GOAL OF THE EXERCISE: Read the listing and extract each line that includes the word "precision".
------ DATA SUPPLIED ------
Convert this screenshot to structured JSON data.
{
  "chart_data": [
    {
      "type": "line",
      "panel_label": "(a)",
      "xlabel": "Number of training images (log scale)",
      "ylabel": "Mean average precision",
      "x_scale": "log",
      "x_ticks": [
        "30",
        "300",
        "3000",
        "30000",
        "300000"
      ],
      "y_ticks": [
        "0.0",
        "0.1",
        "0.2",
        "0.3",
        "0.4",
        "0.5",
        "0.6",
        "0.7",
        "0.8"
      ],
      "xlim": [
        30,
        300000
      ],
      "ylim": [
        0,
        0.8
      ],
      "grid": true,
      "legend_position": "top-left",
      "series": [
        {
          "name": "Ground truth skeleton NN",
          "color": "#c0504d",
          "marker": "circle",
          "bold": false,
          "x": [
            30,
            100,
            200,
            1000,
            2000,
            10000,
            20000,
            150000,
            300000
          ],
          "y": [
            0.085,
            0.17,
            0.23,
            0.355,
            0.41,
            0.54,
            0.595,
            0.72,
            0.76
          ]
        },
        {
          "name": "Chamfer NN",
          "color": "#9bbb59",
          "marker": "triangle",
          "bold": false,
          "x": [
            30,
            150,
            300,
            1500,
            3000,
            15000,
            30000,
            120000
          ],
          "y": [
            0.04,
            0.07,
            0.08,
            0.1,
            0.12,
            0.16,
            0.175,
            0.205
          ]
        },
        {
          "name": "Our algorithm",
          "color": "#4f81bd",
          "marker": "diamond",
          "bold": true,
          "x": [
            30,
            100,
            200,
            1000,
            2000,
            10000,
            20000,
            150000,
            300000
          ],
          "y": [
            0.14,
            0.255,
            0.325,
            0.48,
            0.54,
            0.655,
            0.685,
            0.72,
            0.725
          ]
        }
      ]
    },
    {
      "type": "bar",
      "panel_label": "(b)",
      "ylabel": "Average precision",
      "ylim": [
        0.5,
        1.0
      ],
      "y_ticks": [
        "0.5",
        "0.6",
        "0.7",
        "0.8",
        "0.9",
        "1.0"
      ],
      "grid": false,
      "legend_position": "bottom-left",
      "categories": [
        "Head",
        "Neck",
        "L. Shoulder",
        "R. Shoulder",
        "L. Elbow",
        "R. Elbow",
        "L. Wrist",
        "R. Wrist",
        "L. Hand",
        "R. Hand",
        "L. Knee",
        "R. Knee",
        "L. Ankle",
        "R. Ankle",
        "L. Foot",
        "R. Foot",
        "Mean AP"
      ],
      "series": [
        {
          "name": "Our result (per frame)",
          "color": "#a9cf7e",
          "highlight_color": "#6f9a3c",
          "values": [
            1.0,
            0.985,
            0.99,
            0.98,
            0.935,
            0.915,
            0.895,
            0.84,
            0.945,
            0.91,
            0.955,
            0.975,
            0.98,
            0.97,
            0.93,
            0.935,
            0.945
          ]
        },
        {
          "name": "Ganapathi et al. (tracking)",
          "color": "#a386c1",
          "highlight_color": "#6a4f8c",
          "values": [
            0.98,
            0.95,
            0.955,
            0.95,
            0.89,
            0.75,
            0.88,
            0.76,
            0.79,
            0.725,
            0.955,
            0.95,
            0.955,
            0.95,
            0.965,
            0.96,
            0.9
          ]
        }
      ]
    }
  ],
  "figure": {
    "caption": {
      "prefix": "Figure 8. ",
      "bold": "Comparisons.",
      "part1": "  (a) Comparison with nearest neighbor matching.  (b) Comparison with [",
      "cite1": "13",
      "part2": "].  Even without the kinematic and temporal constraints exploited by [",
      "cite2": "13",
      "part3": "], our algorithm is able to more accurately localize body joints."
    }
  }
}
------
------ DATA SUPPLIED ------
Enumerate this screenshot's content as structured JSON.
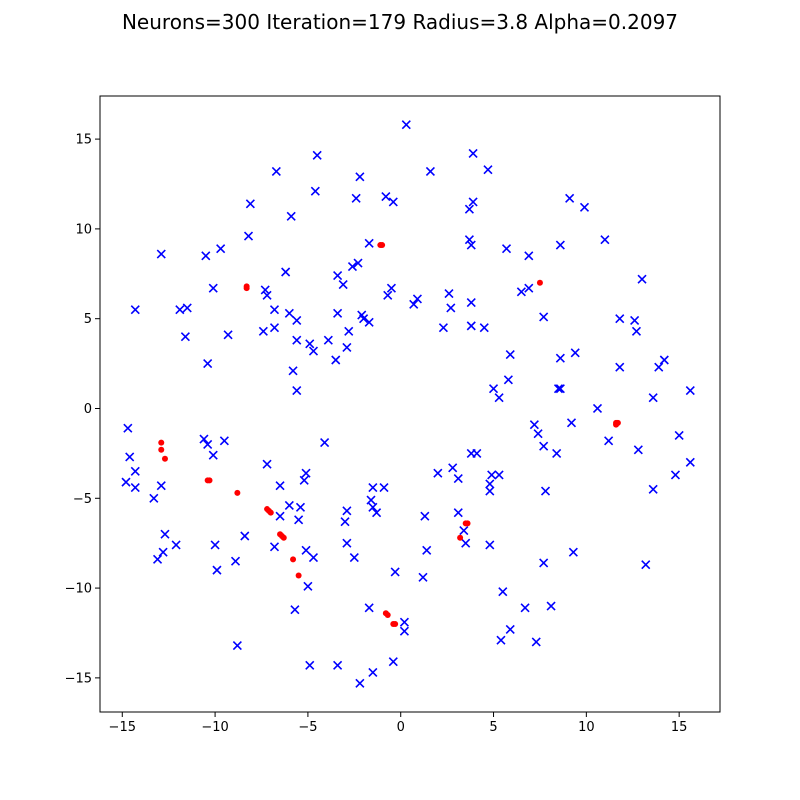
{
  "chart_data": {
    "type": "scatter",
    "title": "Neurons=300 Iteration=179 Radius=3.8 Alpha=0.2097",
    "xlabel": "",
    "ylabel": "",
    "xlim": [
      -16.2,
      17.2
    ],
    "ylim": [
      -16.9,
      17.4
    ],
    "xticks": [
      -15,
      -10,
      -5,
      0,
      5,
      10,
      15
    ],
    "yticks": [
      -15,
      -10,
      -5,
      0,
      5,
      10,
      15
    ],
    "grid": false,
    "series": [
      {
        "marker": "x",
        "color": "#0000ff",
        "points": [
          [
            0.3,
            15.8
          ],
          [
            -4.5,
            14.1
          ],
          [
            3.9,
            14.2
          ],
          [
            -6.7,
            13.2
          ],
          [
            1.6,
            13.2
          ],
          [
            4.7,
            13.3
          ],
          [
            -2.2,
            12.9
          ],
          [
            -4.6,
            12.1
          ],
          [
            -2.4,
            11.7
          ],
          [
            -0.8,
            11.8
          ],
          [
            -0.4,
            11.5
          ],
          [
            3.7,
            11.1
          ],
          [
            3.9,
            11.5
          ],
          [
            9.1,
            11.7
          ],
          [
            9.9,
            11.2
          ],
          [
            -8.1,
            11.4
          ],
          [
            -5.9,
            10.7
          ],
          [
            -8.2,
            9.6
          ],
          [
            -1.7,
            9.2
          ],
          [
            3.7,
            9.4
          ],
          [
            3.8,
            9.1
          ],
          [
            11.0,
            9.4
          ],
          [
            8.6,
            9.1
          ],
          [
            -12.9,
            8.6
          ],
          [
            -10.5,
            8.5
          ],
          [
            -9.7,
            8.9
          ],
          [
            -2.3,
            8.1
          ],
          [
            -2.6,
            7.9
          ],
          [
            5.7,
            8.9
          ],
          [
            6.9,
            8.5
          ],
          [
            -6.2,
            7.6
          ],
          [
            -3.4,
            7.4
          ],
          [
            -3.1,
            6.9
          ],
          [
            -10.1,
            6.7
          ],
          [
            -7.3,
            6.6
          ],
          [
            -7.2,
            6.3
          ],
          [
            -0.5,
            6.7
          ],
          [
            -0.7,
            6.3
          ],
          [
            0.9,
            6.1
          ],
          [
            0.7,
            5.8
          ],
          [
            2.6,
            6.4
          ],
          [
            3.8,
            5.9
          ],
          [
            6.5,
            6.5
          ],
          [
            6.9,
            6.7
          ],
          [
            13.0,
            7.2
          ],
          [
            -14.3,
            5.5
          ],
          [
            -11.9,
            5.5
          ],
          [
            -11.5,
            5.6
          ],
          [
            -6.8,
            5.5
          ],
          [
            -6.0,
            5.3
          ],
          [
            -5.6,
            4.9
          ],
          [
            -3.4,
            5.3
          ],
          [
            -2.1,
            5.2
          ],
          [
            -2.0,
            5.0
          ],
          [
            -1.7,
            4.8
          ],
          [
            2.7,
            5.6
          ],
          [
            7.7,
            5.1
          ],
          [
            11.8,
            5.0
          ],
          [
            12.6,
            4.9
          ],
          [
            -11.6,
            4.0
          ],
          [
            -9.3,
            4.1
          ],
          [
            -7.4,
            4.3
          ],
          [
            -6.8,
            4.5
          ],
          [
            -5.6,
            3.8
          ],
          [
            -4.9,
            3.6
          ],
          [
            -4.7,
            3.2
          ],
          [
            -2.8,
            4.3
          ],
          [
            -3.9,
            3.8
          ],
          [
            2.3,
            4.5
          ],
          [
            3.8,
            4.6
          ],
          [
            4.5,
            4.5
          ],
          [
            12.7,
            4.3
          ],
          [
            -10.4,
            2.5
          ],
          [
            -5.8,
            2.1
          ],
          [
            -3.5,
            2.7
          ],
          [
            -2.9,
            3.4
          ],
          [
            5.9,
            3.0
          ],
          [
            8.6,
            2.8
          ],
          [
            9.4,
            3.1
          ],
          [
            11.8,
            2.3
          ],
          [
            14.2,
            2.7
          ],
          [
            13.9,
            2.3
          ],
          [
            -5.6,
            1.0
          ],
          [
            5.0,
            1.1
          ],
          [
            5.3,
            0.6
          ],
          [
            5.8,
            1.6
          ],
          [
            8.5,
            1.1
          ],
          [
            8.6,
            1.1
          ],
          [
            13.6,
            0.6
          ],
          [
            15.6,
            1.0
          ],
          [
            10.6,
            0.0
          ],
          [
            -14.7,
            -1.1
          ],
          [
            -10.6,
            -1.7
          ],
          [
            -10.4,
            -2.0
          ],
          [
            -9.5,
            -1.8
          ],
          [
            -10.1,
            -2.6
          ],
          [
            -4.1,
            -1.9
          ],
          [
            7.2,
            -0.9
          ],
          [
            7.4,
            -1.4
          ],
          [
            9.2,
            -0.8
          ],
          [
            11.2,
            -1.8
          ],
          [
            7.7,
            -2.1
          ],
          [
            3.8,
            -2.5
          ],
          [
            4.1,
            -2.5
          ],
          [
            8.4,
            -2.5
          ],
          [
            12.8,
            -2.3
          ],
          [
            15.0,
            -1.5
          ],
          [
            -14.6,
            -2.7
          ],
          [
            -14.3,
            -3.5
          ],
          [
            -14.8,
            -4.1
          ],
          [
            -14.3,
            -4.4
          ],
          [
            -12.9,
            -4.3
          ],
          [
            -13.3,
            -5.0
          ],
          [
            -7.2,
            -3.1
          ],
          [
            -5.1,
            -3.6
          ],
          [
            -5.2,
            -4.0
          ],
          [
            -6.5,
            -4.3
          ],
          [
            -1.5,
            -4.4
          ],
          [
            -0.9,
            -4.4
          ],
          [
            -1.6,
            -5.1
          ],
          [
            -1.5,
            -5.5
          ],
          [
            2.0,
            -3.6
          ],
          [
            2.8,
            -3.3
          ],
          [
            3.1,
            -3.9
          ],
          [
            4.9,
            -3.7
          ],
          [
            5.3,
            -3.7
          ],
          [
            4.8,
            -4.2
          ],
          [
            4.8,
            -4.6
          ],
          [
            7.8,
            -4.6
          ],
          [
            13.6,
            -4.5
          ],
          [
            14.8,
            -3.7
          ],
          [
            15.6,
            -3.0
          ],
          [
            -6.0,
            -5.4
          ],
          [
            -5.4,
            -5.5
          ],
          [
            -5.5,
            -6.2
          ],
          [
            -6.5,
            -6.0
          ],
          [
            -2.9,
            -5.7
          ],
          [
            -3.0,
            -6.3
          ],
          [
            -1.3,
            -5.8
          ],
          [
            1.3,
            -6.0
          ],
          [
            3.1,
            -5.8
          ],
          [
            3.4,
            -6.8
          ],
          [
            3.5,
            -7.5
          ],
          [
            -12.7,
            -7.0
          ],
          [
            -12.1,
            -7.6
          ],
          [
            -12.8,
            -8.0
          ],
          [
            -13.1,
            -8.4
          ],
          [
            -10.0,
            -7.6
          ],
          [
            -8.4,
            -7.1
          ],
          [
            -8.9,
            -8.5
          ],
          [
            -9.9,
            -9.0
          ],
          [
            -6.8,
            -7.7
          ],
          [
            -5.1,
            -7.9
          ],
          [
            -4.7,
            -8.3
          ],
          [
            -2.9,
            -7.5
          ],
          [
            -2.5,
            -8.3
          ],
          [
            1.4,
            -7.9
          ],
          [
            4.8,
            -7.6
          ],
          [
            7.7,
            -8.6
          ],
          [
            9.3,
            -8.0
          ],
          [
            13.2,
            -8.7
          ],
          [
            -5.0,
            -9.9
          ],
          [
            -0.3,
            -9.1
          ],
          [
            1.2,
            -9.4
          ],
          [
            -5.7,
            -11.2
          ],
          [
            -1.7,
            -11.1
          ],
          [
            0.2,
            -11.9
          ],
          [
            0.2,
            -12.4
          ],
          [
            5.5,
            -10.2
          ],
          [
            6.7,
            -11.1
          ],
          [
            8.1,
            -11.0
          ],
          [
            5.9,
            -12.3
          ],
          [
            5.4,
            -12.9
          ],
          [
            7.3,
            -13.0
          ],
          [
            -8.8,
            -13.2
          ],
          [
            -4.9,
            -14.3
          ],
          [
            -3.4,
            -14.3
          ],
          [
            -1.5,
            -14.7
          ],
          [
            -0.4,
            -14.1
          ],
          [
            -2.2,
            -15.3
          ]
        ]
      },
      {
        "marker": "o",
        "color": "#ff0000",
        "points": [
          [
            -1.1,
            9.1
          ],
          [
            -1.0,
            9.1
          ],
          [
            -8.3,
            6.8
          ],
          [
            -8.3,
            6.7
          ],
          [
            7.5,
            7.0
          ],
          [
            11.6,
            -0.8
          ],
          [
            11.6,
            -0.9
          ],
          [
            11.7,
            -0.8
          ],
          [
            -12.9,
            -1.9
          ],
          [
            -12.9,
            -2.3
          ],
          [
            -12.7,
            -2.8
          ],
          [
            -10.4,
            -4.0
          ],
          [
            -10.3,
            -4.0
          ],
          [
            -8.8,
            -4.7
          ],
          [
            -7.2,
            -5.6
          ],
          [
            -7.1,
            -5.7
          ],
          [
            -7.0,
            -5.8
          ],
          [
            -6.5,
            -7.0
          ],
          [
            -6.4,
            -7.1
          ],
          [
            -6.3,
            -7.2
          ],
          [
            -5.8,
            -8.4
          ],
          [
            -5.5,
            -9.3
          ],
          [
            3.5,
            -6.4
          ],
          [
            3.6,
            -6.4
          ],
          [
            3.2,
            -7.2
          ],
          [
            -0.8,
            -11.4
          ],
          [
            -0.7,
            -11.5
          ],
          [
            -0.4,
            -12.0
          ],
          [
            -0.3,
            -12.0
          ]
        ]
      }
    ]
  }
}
------
SOLUTION:
      "ylabel": "Mean average precision",
      "ylabel": "Average precision",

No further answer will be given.